» **Exercise requirements**:
Print the following rows verbatim, with no changes.

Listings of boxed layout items
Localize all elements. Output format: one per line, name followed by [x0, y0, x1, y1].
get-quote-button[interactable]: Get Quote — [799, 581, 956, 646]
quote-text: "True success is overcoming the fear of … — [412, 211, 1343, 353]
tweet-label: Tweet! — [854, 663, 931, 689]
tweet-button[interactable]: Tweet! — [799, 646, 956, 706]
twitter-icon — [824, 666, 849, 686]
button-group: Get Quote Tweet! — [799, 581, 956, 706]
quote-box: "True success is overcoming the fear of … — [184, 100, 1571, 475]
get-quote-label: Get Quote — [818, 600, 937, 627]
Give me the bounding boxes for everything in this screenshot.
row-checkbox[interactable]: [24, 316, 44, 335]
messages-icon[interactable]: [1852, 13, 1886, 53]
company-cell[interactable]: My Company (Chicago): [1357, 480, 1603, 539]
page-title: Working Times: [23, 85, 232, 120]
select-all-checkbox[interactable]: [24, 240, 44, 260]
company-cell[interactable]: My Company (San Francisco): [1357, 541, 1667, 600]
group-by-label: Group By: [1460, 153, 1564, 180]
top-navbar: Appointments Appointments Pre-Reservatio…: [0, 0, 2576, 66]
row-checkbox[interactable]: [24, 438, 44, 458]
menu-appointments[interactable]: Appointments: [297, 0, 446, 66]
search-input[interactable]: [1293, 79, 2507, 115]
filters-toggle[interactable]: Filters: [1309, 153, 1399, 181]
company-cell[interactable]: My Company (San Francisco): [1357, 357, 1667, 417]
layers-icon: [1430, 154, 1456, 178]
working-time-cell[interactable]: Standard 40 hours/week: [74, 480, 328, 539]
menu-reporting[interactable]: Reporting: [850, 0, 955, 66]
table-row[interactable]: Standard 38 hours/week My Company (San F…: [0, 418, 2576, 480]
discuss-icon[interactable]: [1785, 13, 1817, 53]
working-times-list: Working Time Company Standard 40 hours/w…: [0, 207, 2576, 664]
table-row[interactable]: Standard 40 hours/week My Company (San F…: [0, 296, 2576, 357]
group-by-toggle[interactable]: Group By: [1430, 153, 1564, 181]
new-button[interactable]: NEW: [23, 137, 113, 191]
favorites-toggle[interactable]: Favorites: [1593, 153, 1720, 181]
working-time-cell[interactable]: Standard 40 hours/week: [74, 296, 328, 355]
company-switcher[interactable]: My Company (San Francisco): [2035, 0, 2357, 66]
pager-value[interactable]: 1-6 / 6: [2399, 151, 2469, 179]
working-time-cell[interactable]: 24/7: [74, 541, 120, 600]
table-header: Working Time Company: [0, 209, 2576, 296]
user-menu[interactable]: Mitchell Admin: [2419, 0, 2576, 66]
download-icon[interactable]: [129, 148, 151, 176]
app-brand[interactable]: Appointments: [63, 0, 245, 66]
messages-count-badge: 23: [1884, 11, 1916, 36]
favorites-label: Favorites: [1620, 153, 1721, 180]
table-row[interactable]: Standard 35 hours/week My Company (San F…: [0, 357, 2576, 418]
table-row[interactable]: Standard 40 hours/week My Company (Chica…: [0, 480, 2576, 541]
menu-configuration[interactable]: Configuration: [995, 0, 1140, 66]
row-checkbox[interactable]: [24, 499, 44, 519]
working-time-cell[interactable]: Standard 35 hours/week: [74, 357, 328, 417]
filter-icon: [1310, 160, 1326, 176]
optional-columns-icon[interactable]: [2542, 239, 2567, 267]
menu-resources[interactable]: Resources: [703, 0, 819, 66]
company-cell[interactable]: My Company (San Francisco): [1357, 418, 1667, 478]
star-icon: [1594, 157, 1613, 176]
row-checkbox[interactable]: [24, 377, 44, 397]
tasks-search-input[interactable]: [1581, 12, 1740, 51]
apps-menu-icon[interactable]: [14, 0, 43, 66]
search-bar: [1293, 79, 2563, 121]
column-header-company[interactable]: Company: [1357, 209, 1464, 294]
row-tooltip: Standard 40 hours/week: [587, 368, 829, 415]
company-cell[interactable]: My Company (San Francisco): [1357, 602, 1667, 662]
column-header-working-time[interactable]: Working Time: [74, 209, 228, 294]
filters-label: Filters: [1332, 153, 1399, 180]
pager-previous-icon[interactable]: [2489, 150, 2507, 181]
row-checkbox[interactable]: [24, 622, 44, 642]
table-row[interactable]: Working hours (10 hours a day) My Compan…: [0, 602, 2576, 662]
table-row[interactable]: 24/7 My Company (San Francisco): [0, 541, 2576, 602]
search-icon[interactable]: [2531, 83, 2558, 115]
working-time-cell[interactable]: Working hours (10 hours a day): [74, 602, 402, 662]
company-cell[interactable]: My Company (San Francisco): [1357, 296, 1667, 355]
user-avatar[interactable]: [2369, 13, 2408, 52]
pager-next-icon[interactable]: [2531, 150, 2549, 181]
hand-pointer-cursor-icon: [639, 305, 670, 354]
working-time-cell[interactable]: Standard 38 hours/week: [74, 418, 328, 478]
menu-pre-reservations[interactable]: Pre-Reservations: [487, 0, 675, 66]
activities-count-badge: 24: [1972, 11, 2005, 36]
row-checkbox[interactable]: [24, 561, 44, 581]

» **Answer to this task**:
Localize all elements. Output format: one per line, name followed by [x0, y0, x1, y1].
get-quote-button[interactable]: Get Quote — [799, 581, 956, 646]
quote-text: "True success is overcoming the fear of … — [412, 211, 1343, 353]
tweet-label: Tweet! — [854, 663, 931, 689]
tweet-button[interactable]: Tweet! — [799, 646, 956, 706]
twitter-icon — [824, 666, 849, 686]
button-group: Get Quote Tweet! — [799, 581, 956, 706]
quote-box: "True success is overcoming the fear of … — [184, 100, 1571, 475]
get-quote-label: Get Quote — [818, 600, 937, 627]
Give me the bounding boxes for everything in this screenshot.
row-checkbox[interactable]: [24, 316, 44, 335]
messages-icon[interactable]: [1852, 13, 1886, 53]
company-cell[interactable]: My Company (Chicago): [1357, 480, 1603, 539]
page-title: Working Times: [23, 85, 232, 120]
select-all-checkbox[interactable]: [24, 240, 44, 260]
company-cell[interactable]: My Company (San Francisco): [1357, 541, 1667, 600]
group-by-label: Group By: [1460, 153, 1564, 180]
top-navbar: Appointments Appointments Pre-Reservatio…: [0, 0, 2576, 66]
row-checkbox[interactable]: [24, 438, 44, 458]
menu-appointments[interactable]: Appointments: [297, 0, 446, 66]
search-input[interactable]: [1293, 79, 2507, 115]
filters-toggle[interactable]: Filters: [1309, 153, 1399, 181]
company-cell[interactable]: My Company (San Francisco): [1357, 357, 1667, 417]
layers-icon: [1430, 154, 1456, 178]
working-time-cell[interactable]: Standard 40 hours/week: [74, 480, 328, 539]
menu-reporting[interactable]: Reporting: [850, 0, 955, 66]
table-row[interactable]: Standard 38 hours/week My Company (San F…: [0, 418, 2576, 480]
discuss-icon[interactable]: [1785, 13, 1817, 53]
working-times-list: Working Time Company Standard 40 hours/w…: [0, 207, 2576, 664]
table-row[interactable]: Standard 40 hours/week My Company (San F…: [0, 296, 2576, 357]
group-by-toggle[interactable]: Group By: [1430, 153, 1564, 181]
new-button[interactable]: NEW: [23, 137, 113, 191]
favorites-toggle[interactable]: Favorites: [1593, 153, 1720, 181]
working-time-cell[interactable]: Standard 40 hours/week: [74, 296, 328, 355]
company-switcher[interactable]: My Company (San Francisco): [2035, 0, 2357, 66]
pager-value[interactable]: 1-6 / 6: [2399, 151, 2469, 179]
working-time-cell[interactable]: 24/7: [74, 541, 120, 600]
table-header: Working Time Company: [0, 209, 2576, 296]
user-menu[interactable]: Mitchell Admin: [2419, 0, 2576, 66]
download-icon[interactable]: [129, 148, 151, 176]
app-brand[interactable]: Appointments: [63, 0, 245, 66]
messages-count-badge: 23: [1884, 11, 1916, 36]
favorites-label: Favorites: [1620, 153, 1721, 180]
table-row[interactable]: Standard 35 hours/week My Company (San F…: [0, 357, 2576, 418]
table-row[interactable]: Standard 40 hours/week My Company (Chica…: [0, 480, 2576, 541]
menu-configuration[interactable]: Configuration: [995, 0, 1140, 66]
row-checkbox[interactable]: [24, 499, 44, 519]
working-time-cell[interactable]: Standard 35 hours/week: [74, 357, 328, 417]
filter-icon: [1310, 160, 1326, 176]
optional-columns-icon[interactable]: [2542, 239, 2567, 267]
menu-resources[interactable]: Resources: [703, 0, 819, 66]
company-cell[interactable]: My Company (San Francisco): [1357, 418, 1667, 478]
star-icon: [1594, 157, 1613, 176]
row-checkbox[interactable]: [24, 377, 44, 397]
tasks-search-input[interactable]: [1581, 12, 1740, 51]
apps-menu-icon[interactable]: [14, 0, 43, 66]
search-bar: [1293, 79, 2563, 121]
column-header-company[interactable]: Company: [1357, 209, 1464, 294]
row-tooltip: Standard 40 hours/week: [587, 368, 829, 415]
company-cell[interactable]: My Company (San Francisco): [1357, 602, 1667, 662]
column-header-working-time[interactable]: Working Time: [74, 209, 228, 294]
filters-label: Filters: [1332, 153, 1399, 180]
pager-previous-icon[interactable]: [2489, 150, 2507, 181]
row-checkbox[interactable]: [24, 622, 44, 642]
table-row[interactable]: Working hours (10 hours a day) My Compan…: [0, 602, 2576, 662]
table-row[interactable]: 24/7 My Company (San Francisco): [0, 541, 2576, 602]
search-icon[interactable]: [2531, 83, 2558, 115]
working-time-cell[interactable]: Working hours (10 hours a day): [74, 602, 402, 662]
company-cell[interactable]: My Company (San Francisco): [1357, 296, 1667, 355]
user-avatar[interactable]: [2369, 13, 2408, 52]
pager-next-icon[interactable]: [2531, 150, 2549, 181]
hand-pointer-cursor-icon: [639, 305, 670, 354]
working-time-cell[interactable]: Standard 38 hours/week: [74, 418, 328, 478]
menu-pre-reservations[interactable]: Pre-Reservations: [487, 0, 675, 66]
activities-count-badge: 24: [1972, 11, 2005, 36]
row-checkbox[interactable]: [24, 561, 44, 581]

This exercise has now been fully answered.